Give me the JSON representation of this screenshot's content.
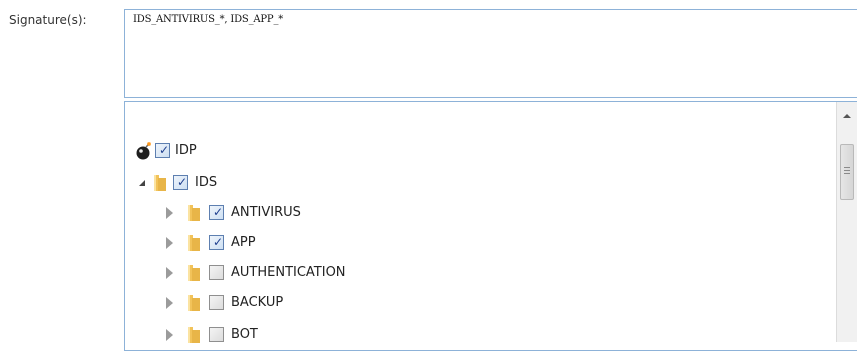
{
  "signatures": {
    "label": "Signature(s):",
    "value": "IDS_ANTIVIRUS_*, IDS_APP_*"
  },
  "tree": {
    "root": {
      "label": "IDP",
      "checked": true,
      "icon": "idp-bomb-icon"
    },
    "ids": {
      "label": "IDS",
      "checked": true,
      "expanded": true,
      "icon": "folder-icon"
    },
    "children": [
      {
        "label": "ANTIVIRUS",
        "checked": true,
        "icon": "folder-icon"
      },
      {
        "label": "APP",
        "checked": true,
        "icon": "folder-icon"
      },
      {
        "label": "AUTHENTICATION",
        "checked": false,
        "icon": "folder-icon"
      },
      {
        "label": "BACKUP",
        "checked": false,
        "icon": "folder-icon"
      },
      {
        "label": "BOT",
        "checked": false,
        "icon": "folder-icon"
      }
    ]
  },
  "colors": {
    "border": "#8db2d8",
    "folder": "#e8b548",
    "check": "#1f3f8f"
  }
}
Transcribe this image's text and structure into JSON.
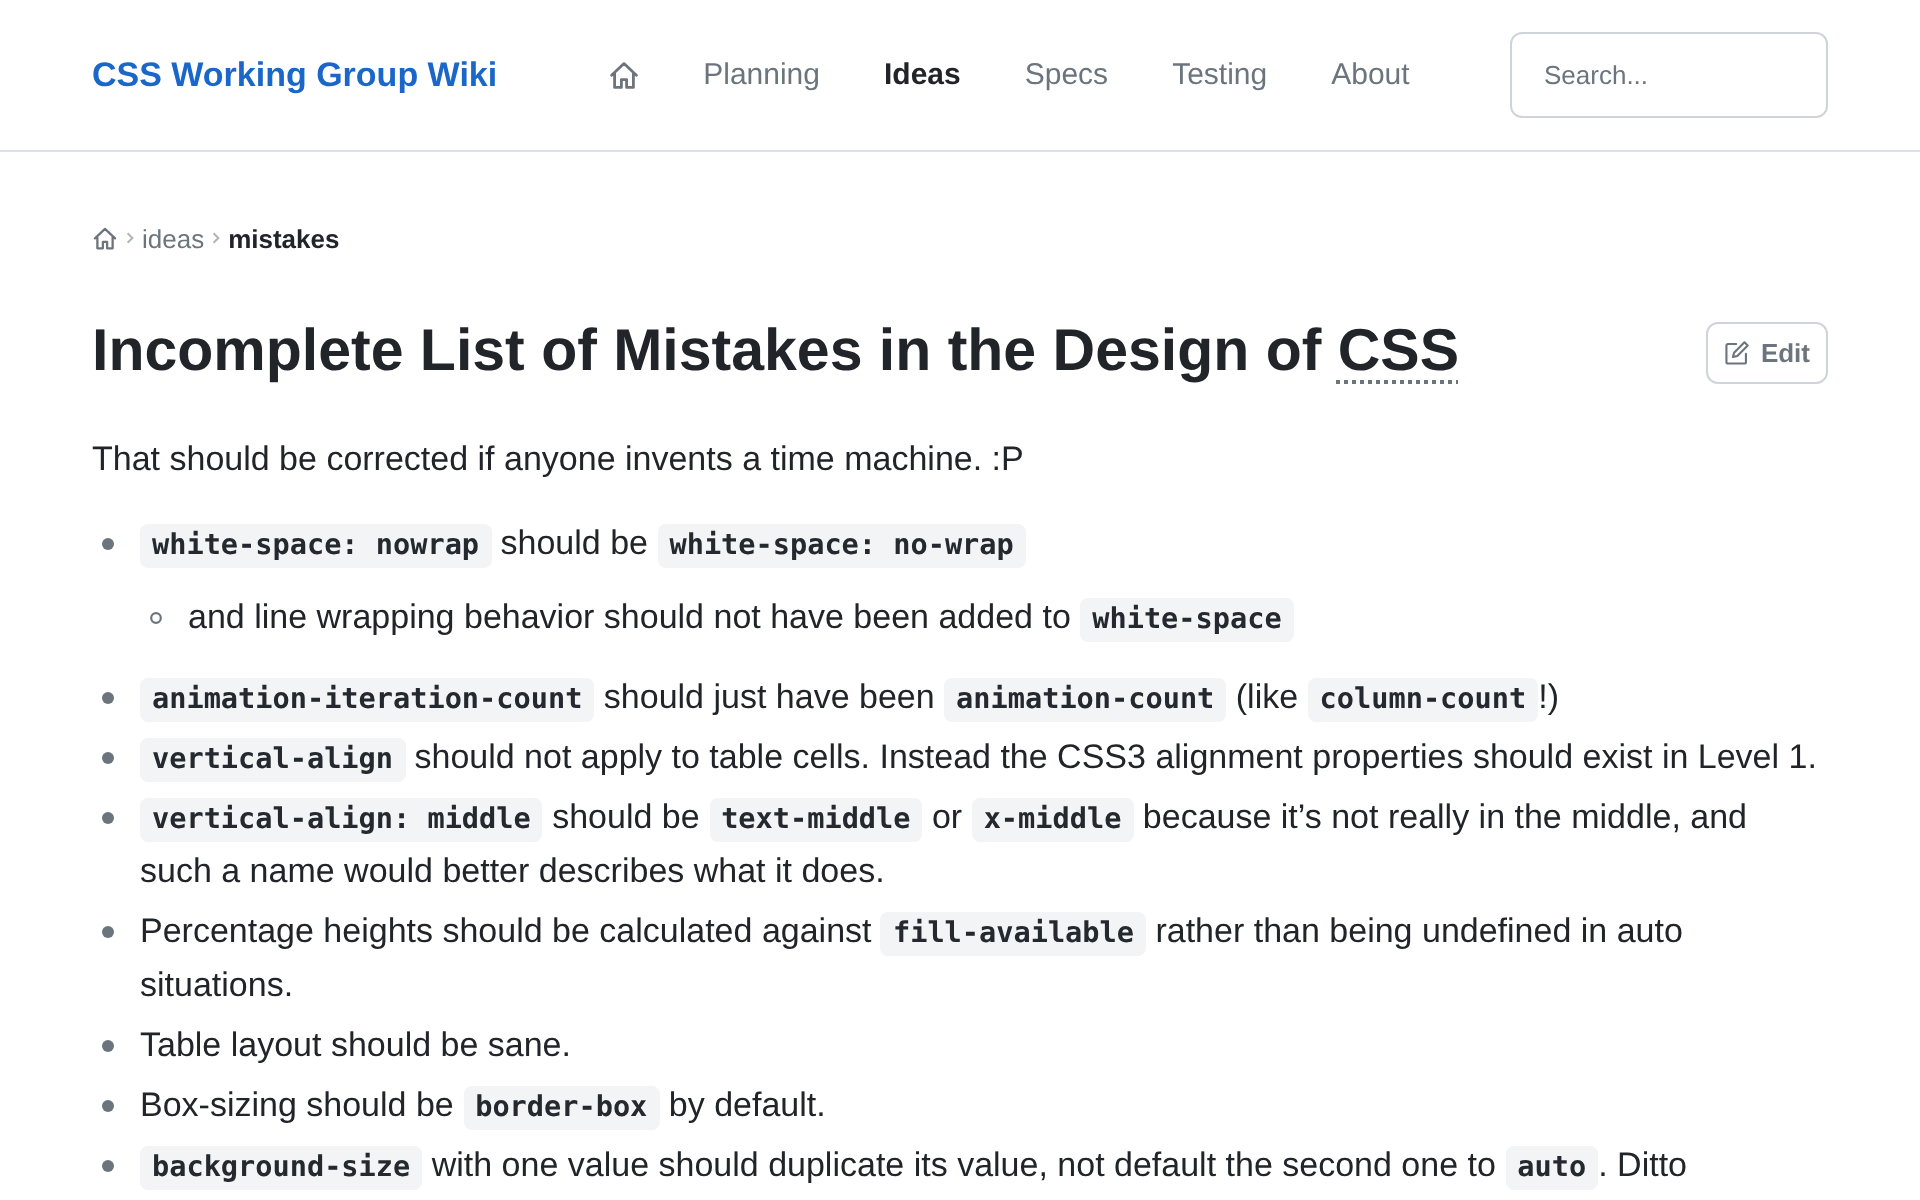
{
  "header": {
    "logo": "CSS Working Group Wiki",
    "nav": [
      {
        "kind": "icon",
        "selected": false
      },
      {
        "kind": "text",
        "label": "Planning",
        "selected": false
      },
      {
        "kind": "text",
        "label": "Ideas",
        "selected": true
      },
      {
        "kind": "text",
        "label": "Specs",
        "selected": false
      },
      {
        "kind": "text",
        "label": "Testing",
        "selected": false
      },
      {
        "kind": "text",
        "label": "About",
        "selected": false
      }
    ],
    "search": {
      "placeholder": "Search..."
    }
  },
  "breadcrumbs": [
    {
      "label": "ideas",
      "current": false
    },
    {
      "label": "mistakes",
      "current": true
    }
  ],
  "page": {
    "title": {
      "text": "Incomplete List of Mistakes in the Design of",
      "abbr": "CSS"
    },
    "edit_button": "Edit",
    "intro": "That should be corrected if anyone invents a time machine. :P",
    "items": [
      {
        "parts": [
          {
            "kind": "code",
            "text": "white-space: nowrap"
          },
          {
            "kind": "text",
            "text": " should be "
          },
          {
            "kind": "code",
            "text": "white-space: no-wrap"
          }
        ],
        "children": [
          {
            "parts": [
              {
                "kind": "text",
                "text": "and line wrapping behavior should not have been added to "
              },
              {
                "kind": "code",
                "text": "white-space"
              }
            ]
          }
        ]
      },
      {
        "parts": [
          {
            "kind": "code",
            "text": "animation-iteration-count"
          },
          {
            "kind": "text",
            "text": " should just have been "
          },
          {
            "kind": "code",
            "text": "animation-count"
          },
          {
            "kind": "text",
            "text": " (like "
          },
          {
            "kind": "code",
            "text": "column-count"
          },
          {
            "kind": "text",
            "text": "!)"
          }
        ]
      },
      {
        "parts": [
          {
            "kind": "code",
            "text": "vertical-align"
          },
          {
            "kind": "text",
            "text": " should not apply to table cells. Instead the CSS3 alignment properties should exist in Level 1."
          }
        ]
      },
      {
        "parts": [
          {
            "kind": "code",
            "text": "vertical-align: middle"
          },
          {
            "kind": "text",
            "text": " should be "
          },
          {
            "kind": "code",
            "text": "text-middle"
          },
          {
            "kind": "text",
            "text": " or "
          },
          {
            "kind": "code",
            "text": "x-middle"
          },
          {
            "kind": "text",
            "text": " because it’s not really in the middle, and such a name would better describes what it does."
          }
        ]
      },
      {
        "parts": [
          {
            "kind": "text",
            "text": "Percentage heights should be calculated against "
          },
          {
            "kind": "code",
            "text": "fill-available"
          },
          {
            "kind": "text",
            "text": " rather than being undefined in auto situations."
          }
        ]
      },
      {
        "parts": [
          {
            "kind": "text",
            "text": "Table layout should be sane."
          }
        ]
      },
      {
        "parts": [
          {
            "kind": "text",
            "text": "Box-sizing should be "
          },
          {
            "kind": "code",
            "text": "border-box"
          },
          {
            "kind": "text",
            "text": " by default."
          }
        ]
      },
      {
        "parts": [
          {
            "kind": "code",
            "text": "background-size"
          },
          {
            "kind": "text",
            "text": " with one value should duplicate its value, not default the second one to "
          },
          {
            "kind": "code",
            "text": "auto"
          },
          {
            "kind": "text",
            "text": ". Ditto"
          }
        ]
      }
    ]
  }
}
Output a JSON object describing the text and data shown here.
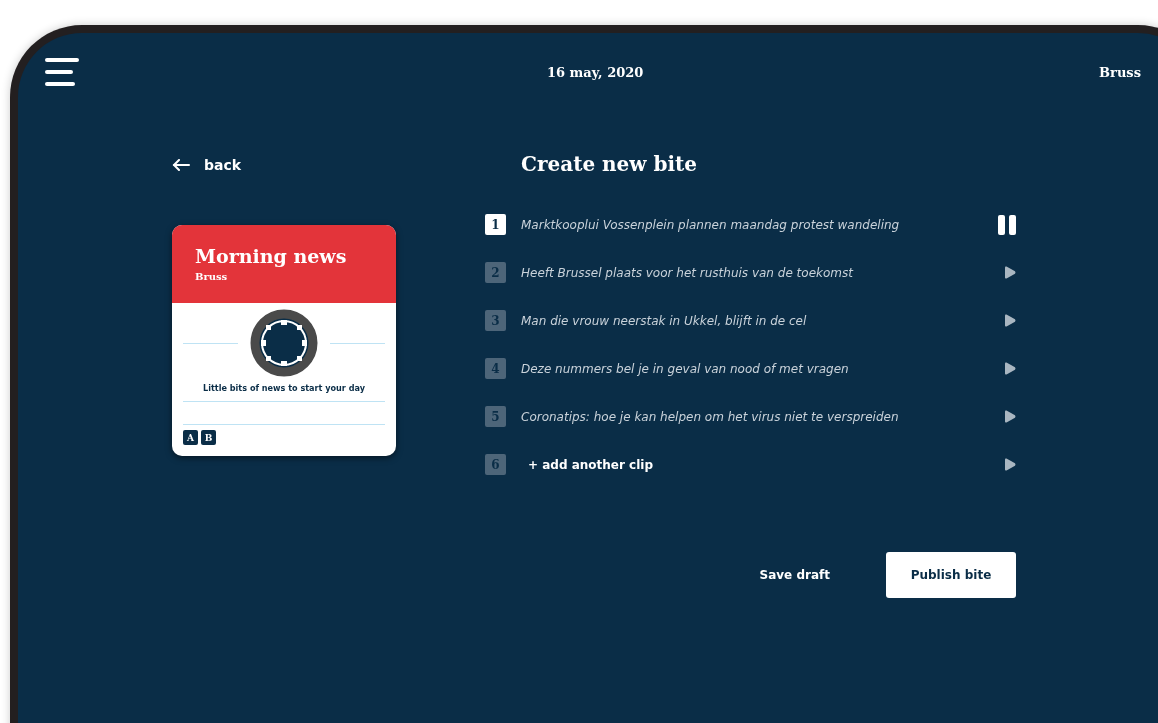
{
  "header": {
    "date": "16 may, 2020",
    "city": "Bruss"
  },
  "back": {
    "label": "back"
  },
  "card": {
    "title": "Morning news",
    "subtitle": "Bruss",
    "tagline": "Little bits of news to start your day",
    "badges": [
      "A",
      "B"
    ]
  },
  "editor": {
    "title": "Create new bite",
    "clips": [
      {
        "number": "1",
        "text": "Marktkooplui Vossenplein plannen maandag protest wandeling",
        "kind": "clip",
        "playing": true
      },
      {
        "number": "2",
        "text": "Heeft Brussel plaats voor het rusthuis van de toekomst",
        "kind": "clip",
        "playing": false
      },
      {
        "number": "3",
        "text": "Man die vrouw neerstak in Ukkel, blijft in de cel",
        "kind": "clip",
        "playing": false
      },
      {
        "number": "4",
        "text": "Deze nummers bel je in geval van nood of met vragen",
        "kind": "clip",
        "playing": false
      },
      {
        "number": "5",
        "text": "Coronatips: hoe je kan helpen om het virus niet te verspreiden",
        "kind": "clip",
        "playing": false
      },
      {
        "number": "6",
        "text": "+ add another clip",
        "kind": "add",
        "playing": false
      }
    ],
    "buttons": [
      {
        "label": "Save draft",
        "kind": "secondary"
      },
      {
        "label": "Publish bite",
        "kind": "primary"
      }
    ]
  }
}
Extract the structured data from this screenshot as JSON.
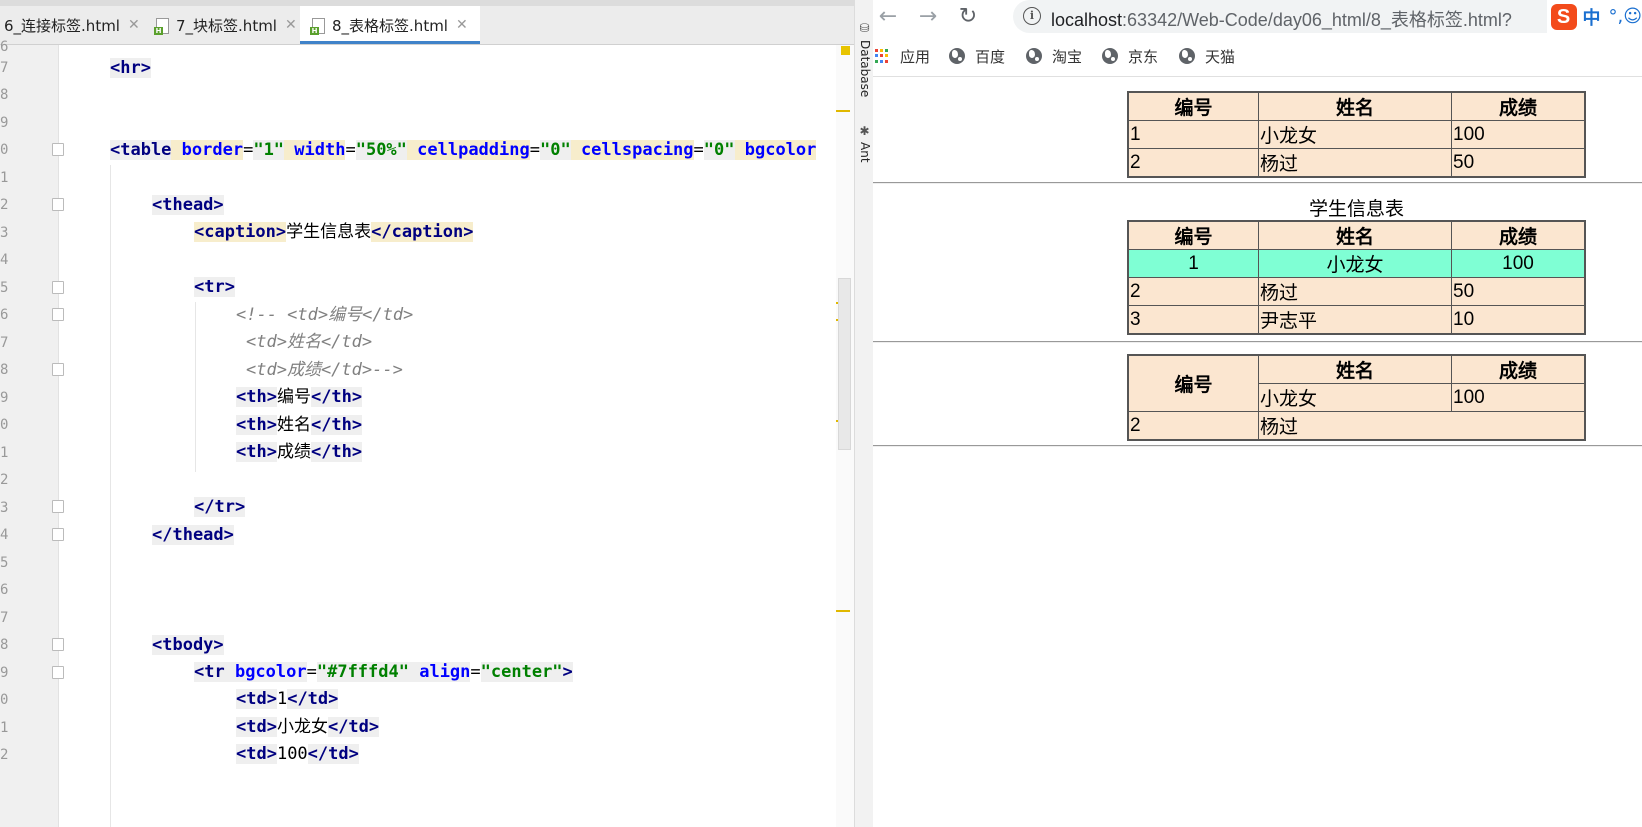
{
  "ide": {
    "tabs": [
      {
        "label": "6_连接标签.html",
        "active": false
      },
      {
        "label": "7_块标签.html",
        "active": false
      },
      {
        "label": "8_表格标签.html",
        "active": true
      }
    ],
    "line_numbers": [
      "6",
      "7",
      "8",
      "9",
      "0",
      "1",
      "2",
      "3",
      "4",
      "5",
      "6",
      "7",
      "8",
      "9",
      "0",
      "1",
      "2",
      "3",
      "4",
      "5",
      "6",
      "7",
      "8",
      "9",
      "0",
      "1",
      "2"
    ],
    "side_panels": [
      "Database",
      "Ant"
    ]
  },
  "browser": {
    "url_host": "localhost",
    "url_rest": ":63342/Web-Code/day06_html/8_表格标签.html?",
    "ime_label": "中",
    "ime_symbols": "°,☺",
    "bookmarks": [
      "应用",
      "百度",
      "淘宝",
      "京东",
      "天猫"
    ],
    "table1": {
      "headers": [
        "编号",
        "姓名",
        "成绩"
      ],
      "rows": [
        [
          "1",
          "小龙女",
          "100"
        ],
        [
          "2",
          "杨过",
          "50"
        ]
      ]
    },
    "table2": {
      "caption": "学生信息表",
      "headers": [
        "编号",
        "姓名",
        "成绩"
      ],
      "highlight_row": [
        "1",
        "小龙女",
        "100"
      ],
      "highlight_color": "#7fffd4",
      "rows": [
        [
          "2",
          "杨过",
          "50"
        ],
        [
          "3",
          "尹志平",
          "10"
        ]
      ]
    },
    "table3": {
      "headers": [
        "编号",
        "姓名",
        "成绩"
      ],
      "row1": [
        "小龙女",
        "100"
      ],
      "row2": [
        "2",
        "杨过"
      ]
    }
  },
  "code": {
    "l1": [
      "<hr>"
    ],
    "l4": [
      "<table",
      " border",
      "=",
      "\"1\"",
      " width",
      "=",
      "\"50%\"",
      " cellpadding",
      "=",
      "\"0\"",
      " cellspacing",
      "=",
      "\"0\"",
      " bgcolor"
    ],
    "l6": [
      "<thead>"
    ],
    "l7": [
      "<caption>",
      "学生信息表",
      "</caption>"
    ],
    "l9": [
      "<tr>"
    ],
    "l10": "<!-- <td>编号</td>",
    "l11": "<td>姓名</td>",
    "l12": "<td>成绩</td>-->",
    "l13": [
      "<th>",
      "编号",
      "</th>"
    ],
    "l14": [
      "<th>",
      "姓名",
      "</th>"
    ],
    "l15": [
      "<th>",
      "成绩",
      "</th>"
    ],
    "l17": [
      "</tr>"
    ],
    "l18": [
      "</thead>"
    ],
    "l22": [
      "<tbody>"
    ],
    "l23": [
      "<tr",
      " bgcolor",
      "=",
      "\"#7fffd4\"",
      " align",
      "=",
      "\"center\"",
      ">"
    ],
    "l24": [
      "<td>",
      "1",
      "</td>"
    ],
    "l25": [
      "<td>",
      "小龙女",
      "</td>"
    ],
    "l26": [
      "<td>",
      "100",
      "</td>"
    ]
  }
}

**DIRECTIONS:** Scan the entries for the string "white" and report only how many lines contain it.

**EXERCISE RESPONSE:** 3